Entries from a dataset
▼

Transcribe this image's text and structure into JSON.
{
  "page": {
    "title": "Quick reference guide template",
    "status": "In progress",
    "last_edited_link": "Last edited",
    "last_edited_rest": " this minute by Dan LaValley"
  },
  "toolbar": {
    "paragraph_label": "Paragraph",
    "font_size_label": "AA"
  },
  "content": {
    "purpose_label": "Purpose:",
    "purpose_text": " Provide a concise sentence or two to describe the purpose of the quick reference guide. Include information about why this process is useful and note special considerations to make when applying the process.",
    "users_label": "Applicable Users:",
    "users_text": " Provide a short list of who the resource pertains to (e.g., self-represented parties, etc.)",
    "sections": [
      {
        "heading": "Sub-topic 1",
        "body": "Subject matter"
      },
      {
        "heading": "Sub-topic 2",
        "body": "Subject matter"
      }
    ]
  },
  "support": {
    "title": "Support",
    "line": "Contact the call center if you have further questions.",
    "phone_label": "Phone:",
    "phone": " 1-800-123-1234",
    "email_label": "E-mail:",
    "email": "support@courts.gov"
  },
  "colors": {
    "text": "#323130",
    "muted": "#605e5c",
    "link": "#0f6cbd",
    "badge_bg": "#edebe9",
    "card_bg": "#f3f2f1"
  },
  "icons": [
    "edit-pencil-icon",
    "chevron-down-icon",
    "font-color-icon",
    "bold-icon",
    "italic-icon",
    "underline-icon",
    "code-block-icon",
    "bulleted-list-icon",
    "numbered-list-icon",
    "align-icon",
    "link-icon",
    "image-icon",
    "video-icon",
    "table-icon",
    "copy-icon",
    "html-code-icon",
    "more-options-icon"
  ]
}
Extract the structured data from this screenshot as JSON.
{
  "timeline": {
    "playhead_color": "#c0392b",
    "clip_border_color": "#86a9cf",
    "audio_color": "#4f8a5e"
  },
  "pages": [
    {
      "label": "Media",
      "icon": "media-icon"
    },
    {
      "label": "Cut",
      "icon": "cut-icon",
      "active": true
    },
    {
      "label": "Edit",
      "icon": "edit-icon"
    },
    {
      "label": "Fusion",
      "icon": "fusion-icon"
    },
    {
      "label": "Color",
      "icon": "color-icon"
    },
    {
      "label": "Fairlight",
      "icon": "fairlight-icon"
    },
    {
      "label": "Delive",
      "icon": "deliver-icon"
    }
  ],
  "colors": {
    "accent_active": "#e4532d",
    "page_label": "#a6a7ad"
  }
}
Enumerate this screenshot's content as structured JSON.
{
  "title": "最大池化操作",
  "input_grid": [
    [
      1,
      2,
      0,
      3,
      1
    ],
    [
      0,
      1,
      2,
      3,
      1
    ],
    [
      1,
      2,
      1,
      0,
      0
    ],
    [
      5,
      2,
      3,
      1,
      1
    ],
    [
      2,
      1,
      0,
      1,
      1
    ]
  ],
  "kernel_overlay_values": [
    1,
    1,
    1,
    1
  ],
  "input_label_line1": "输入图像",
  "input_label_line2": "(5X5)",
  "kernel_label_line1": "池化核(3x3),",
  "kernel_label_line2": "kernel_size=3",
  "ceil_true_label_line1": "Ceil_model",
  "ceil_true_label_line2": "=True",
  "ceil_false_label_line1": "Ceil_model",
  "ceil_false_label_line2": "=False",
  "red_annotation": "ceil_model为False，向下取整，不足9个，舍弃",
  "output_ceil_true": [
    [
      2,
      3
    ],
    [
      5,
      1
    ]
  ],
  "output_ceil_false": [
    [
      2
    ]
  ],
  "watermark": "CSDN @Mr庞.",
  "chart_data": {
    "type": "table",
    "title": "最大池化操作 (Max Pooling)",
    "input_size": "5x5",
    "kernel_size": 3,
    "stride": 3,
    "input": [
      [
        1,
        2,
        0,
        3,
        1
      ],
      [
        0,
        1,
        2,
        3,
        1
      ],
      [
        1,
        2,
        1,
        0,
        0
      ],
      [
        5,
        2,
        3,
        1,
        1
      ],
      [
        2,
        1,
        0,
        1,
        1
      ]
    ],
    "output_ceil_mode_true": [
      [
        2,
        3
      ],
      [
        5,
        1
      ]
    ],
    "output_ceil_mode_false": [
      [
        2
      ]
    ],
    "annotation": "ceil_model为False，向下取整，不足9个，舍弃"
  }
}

▲

Isolate the lines that hold the word "topic" and copy all of them.

The output:
        "heading": "Sub-topic 1",
        "heading": "Sub-topic 2",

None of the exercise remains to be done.